* **What the task requires**:
List each line of the data that holds the word "screenshot".

* **The data**:

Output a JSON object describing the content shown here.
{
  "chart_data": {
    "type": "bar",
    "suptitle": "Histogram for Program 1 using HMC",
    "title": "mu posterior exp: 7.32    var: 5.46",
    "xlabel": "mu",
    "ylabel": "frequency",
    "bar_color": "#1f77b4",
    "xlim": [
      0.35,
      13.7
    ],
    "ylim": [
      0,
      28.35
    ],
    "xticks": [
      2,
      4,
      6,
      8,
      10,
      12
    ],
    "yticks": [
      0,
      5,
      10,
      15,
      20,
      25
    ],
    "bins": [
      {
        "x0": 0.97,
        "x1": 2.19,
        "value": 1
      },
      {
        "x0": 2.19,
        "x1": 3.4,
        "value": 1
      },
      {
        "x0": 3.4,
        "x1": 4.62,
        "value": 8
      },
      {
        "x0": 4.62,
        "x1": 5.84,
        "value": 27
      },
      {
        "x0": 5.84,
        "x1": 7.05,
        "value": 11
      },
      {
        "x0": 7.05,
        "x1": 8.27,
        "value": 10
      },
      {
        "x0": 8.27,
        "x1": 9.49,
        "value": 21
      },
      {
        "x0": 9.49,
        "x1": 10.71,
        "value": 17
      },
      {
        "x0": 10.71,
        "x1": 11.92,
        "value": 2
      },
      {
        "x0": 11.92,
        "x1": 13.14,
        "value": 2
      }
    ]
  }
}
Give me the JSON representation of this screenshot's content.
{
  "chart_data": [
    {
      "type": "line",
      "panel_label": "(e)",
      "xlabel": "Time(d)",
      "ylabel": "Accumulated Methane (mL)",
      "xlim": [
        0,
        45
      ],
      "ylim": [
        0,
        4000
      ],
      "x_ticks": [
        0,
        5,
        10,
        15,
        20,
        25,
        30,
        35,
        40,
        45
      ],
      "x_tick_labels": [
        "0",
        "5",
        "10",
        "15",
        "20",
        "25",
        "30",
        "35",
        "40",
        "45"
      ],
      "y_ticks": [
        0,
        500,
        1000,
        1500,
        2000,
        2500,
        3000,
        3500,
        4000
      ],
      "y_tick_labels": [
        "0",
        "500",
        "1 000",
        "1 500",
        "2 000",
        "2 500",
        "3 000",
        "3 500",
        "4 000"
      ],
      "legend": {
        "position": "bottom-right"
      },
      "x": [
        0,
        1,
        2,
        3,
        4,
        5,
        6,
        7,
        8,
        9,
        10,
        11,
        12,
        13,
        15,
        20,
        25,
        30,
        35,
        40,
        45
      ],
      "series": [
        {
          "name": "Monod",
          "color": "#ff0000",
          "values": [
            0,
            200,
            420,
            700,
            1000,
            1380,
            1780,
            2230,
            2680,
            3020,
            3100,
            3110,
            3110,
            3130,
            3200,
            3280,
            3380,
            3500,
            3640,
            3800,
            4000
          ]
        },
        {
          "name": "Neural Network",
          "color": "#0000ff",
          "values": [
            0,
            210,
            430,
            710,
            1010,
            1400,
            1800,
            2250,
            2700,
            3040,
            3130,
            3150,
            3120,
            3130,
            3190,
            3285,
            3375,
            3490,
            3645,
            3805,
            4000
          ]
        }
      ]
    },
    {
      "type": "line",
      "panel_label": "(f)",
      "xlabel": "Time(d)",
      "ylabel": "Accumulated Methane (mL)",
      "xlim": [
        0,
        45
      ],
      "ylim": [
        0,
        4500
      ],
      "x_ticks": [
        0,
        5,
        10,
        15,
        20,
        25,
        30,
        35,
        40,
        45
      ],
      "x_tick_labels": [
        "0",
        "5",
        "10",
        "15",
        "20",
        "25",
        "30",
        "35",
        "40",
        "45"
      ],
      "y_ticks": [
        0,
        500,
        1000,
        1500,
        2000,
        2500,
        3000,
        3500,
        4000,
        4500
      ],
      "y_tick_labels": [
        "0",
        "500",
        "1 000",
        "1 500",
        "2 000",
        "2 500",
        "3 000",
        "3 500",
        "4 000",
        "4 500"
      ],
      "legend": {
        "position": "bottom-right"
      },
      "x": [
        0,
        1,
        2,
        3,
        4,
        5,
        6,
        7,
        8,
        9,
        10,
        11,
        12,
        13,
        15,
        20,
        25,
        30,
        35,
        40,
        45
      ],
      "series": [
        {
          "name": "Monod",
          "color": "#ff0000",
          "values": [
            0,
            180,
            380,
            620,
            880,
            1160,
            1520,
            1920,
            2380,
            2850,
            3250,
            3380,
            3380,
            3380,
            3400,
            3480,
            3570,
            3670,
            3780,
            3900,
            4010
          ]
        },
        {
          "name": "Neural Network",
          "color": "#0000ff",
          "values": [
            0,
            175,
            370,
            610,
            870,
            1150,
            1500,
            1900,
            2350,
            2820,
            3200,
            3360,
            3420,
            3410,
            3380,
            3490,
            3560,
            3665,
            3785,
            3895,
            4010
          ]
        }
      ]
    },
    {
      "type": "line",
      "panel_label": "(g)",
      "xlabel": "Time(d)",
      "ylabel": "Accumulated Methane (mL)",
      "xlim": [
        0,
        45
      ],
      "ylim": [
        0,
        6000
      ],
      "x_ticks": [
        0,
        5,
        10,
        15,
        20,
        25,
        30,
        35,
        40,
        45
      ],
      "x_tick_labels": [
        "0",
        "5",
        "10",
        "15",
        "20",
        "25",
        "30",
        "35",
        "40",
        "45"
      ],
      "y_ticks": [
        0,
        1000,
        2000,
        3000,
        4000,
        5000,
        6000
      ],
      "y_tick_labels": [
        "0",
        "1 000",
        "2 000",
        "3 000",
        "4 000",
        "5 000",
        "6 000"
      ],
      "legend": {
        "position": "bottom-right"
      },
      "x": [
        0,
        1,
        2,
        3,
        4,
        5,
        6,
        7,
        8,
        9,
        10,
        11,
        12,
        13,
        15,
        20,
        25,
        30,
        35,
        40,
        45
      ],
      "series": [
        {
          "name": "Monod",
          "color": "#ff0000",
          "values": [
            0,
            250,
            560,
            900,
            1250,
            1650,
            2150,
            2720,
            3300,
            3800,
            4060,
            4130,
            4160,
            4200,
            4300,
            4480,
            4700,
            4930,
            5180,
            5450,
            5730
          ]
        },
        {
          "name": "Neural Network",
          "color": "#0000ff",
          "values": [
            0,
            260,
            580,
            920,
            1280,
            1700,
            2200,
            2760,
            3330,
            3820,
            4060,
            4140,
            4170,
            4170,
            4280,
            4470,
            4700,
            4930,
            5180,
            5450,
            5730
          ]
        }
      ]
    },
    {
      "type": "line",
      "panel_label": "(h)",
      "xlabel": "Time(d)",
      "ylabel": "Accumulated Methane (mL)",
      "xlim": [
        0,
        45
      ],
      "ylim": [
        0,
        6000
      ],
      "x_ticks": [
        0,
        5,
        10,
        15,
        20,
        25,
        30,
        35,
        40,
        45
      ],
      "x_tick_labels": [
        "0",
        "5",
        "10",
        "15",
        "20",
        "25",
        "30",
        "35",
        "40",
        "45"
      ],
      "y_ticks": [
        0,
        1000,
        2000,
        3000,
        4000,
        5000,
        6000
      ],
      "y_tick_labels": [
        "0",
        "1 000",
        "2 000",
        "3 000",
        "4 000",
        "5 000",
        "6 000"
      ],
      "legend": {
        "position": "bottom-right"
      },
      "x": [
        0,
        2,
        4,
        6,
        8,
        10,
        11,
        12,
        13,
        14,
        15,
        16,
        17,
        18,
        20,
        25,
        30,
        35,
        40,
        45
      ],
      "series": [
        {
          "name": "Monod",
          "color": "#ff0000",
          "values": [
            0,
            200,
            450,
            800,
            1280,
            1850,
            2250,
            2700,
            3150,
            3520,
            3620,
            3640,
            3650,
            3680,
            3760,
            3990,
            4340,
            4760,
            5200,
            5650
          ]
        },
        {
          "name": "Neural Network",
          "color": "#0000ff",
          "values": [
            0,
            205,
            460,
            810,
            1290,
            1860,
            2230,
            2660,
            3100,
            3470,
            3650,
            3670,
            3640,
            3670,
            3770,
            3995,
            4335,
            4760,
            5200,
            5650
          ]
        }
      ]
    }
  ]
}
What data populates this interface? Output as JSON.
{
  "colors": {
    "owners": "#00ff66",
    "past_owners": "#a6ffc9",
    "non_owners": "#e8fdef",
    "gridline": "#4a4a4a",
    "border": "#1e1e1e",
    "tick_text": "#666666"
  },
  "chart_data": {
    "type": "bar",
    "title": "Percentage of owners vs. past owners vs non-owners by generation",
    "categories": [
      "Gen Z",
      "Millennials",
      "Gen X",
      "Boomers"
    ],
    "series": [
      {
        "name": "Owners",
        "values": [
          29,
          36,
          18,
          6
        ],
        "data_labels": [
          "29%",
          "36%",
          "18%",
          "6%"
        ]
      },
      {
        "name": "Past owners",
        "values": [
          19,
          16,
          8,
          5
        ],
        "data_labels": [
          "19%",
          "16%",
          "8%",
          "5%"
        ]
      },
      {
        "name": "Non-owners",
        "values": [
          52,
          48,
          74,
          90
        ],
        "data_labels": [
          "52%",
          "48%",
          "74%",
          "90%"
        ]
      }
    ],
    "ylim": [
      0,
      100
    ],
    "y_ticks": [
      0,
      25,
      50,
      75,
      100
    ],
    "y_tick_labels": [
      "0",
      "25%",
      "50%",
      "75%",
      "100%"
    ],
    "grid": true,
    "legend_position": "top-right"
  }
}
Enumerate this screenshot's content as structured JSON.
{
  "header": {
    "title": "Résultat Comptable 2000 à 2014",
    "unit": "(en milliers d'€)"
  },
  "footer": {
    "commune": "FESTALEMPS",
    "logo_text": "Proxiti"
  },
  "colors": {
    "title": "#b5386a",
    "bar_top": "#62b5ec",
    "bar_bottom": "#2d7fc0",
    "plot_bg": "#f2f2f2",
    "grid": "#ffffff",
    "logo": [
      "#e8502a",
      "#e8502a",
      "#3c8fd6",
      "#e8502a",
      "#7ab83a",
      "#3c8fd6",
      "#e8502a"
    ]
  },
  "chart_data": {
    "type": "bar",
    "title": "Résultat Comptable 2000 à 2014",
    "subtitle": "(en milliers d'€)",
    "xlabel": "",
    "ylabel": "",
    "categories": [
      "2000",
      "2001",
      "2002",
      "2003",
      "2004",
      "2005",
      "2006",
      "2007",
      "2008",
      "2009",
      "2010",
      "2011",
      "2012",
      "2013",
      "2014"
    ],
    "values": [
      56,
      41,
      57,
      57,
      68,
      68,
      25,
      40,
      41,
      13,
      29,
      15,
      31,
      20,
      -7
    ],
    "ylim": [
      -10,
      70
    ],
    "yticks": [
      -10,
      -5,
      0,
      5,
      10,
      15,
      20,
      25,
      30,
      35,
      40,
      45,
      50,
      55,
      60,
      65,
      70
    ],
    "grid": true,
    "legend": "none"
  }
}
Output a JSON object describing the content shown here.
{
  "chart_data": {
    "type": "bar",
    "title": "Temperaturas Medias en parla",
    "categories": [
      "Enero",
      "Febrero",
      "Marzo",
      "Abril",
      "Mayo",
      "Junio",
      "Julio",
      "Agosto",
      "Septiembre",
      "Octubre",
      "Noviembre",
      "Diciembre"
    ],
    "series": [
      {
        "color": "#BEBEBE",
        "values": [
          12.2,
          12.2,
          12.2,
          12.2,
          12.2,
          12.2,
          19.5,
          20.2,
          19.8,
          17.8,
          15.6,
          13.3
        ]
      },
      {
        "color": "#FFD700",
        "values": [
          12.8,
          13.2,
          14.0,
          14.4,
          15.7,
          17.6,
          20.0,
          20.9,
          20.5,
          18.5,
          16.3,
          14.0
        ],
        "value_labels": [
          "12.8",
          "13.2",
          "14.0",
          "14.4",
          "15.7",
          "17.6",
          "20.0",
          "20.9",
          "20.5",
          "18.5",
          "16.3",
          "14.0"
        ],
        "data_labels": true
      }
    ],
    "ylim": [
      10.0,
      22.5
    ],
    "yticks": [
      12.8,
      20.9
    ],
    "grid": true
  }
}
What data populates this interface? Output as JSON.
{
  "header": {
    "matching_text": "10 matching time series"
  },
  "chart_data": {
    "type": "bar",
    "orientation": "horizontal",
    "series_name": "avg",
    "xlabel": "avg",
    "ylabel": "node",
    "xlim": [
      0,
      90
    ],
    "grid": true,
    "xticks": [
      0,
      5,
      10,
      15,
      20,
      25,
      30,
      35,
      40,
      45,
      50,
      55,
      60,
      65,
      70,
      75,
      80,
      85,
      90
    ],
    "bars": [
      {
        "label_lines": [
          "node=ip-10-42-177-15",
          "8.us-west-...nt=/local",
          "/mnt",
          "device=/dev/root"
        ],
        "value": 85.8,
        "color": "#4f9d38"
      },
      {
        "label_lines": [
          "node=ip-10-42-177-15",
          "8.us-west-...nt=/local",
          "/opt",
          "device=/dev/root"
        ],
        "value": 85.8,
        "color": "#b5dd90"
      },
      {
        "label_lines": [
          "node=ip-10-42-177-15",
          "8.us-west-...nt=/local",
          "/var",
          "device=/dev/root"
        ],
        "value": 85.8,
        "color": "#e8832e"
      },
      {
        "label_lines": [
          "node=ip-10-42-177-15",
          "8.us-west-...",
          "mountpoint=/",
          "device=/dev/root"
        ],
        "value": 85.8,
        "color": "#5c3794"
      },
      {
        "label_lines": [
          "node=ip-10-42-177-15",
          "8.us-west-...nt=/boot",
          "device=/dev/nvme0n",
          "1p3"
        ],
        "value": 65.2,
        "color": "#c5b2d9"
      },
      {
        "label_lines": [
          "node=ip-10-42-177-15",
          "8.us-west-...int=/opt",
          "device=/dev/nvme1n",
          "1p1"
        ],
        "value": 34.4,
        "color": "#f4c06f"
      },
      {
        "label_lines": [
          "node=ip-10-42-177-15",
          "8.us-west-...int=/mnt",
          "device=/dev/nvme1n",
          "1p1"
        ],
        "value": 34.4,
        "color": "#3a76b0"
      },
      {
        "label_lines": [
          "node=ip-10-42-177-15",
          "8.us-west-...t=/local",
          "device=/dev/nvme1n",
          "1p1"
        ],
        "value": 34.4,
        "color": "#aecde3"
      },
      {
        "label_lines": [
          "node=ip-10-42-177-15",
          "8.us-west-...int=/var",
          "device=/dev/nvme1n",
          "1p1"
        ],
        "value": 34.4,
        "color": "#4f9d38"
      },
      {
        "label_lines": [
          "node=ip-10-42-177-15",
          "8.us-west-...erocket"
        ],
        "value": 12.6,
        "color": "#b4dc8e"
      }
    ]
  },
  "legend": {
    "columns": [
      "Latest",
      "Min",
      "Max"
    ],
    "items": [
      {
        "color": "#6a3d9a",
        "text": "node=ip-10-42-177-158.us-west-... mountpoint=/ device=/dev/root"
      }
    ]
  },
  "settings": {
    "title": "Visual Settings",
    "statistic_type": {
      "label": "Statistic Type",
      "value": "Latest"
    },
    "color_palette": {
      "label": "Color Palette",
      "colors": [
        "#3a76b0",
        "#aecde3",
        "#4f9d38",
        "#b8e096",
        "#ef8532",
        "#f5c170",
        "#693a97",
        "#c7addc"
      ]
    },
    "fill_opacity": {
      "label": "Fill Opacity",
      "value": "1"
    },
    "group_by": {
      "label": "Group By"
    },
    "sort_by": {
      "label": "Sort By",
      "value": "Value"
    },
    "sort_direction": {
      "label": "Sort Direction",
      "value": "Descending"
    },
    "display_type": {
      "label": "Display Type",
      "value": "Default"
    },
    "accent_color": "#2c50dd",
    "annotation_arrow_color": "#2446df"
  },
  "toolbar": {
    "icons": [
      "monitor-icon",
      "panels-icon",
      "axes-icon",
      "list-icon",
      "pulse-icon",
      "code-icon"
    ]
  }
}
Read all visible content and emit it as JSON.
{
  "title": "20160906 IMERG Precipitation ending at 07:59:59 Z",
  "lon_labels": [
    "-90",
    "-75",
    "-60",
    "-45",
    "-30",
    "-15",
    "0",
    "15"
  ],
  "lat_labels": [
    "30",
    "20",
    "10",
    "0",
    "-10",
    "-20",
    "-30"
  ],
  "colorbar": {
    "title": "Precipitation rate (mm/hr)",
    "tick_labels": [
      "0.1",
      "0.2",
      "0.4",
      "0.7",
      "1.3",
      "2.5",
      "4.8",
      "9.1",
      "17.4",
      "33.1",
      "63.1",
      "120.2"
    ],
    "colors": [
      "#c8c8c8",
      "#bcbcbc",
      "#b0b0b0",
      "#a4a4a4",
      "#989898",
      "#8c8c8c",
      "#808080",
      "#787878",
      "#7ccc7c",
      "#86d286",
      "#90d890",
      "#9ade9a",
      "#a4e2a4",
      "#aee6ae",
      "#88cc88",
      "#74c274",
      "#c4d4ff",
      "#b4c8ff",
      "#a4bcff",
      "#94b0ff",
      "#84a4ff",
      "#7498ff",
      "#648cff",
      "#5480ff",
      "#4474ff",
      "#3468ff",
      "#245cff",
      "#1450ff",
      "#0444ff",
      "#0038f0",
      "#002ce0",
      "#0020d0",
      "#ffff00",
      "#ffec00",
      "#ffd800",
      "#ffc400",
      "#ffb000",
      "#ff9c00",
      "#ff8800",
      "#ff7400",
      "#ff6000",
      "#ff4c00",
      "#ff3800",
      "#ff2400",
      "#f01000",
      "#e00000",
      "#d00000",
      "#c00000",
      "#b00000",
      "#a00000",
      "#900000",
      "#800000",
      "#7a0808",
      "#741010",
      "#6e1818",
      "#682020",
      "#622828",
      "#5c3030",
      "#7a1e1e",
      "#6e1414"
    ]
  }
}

* **Exercise answer**:
Give me the JSON representation of this screenshot's content.
Enumerate this screenshot's content as structured JSON.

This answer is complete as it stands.